* EXERCISE DETAILS
Put the lines in the entries below, from the one containing "Text: Operational LIS: Operational LIS [283, 219, 342, 228]" through the one containing "Text: Spatial Component: Spatial Component [283, 259, 357, 268]", into a Markdown table with the columns No. and Line. Give each line its own numbered row, and skip any blank lines.

[Labeled region entries]
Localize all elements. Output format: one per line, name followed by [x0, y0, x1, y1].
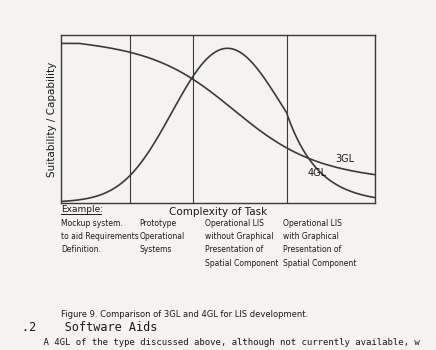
Text: Operational LIS: Operational LIS [283, 219, 342, 228]
Text: Presentation of: Presentation of [283, 245, 342, 254]
Text: Prototype: Prototype [140, 219, 177, 228]
Text: to aid Requirements: to aid Requirements [61, 232, 139, 241]
Text: with Graphical: with Graphical [283, 232, 339, 241]
Text: Spatial Component: Spatial Component [205, 259, 278, 268]
Text: Spatial Component: Spatial Component [283, 259, 357, 268]
Text: A 4GL of the type discussed above, although not currently available, w: A 4GL of the type discussed above, altho… [22, 338, 419, 347]
X-axis label: Complexity of Task: Complexity of Task [169, 207, 267, 217]
Text: 4GL: 4GL [307, 168, 327, 177]
Text: .2    Software Aids: .2 Software Aids [22, 321, 157, 334]
Text: Operational: Operational [140, 232, 185, 241]
Y-axis label: Suitability / Capability: Suitability / Capability [47, 61, 57, 177]
Text: Mockup system.: Mockup system. [61, 219, 123, 228]
Text: without Graphical: without Graphical [205, 232, 273, 241]
Text: Presentation of: Presentation of [205, 245, 263, 254]
Text: 3GL: 3GL [336, 154, 355, 164]
Text: Example:: Example: [61, 205, 103, 214]
Text: Operational LIS: Operational LIS [205, 219, 264, 228]
Text: Definition.: Definition. [61, 245, 101, 254]
Text: Figure 9. Comparison of 3GL and 4GL for LIS development.: Figure 9. Comparison of 3GL and 4GL for … [61, 310, 308, 319]
Text: Systems: Systems [140, 245, 172, 254]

* OUTPUT FOR THIS EXERCISE
| No. | Line |
|---|---|
| 1 | Text: Operational LIS: Operational LIS [283, 219, 342, 228] |
| 2 | Text: Presentation of: Presentation of [283, 245, 342, 254] |
| 3 | Text: Prototype: Prototype [140, 219, 177, 228] |
| 4 | Text: to aid Requirements: to aid Requirements [61, 232, 139, 241] |
| 5 | Text: with Graphical: with Graphical [283, 232, 339, 241] |
| 6 | Text: Spatial Component: Spatial Component [205, 259, 278, 268] |
| 7 | Text: Spatial Component: Spatial Component [283, 259, 357, 268] |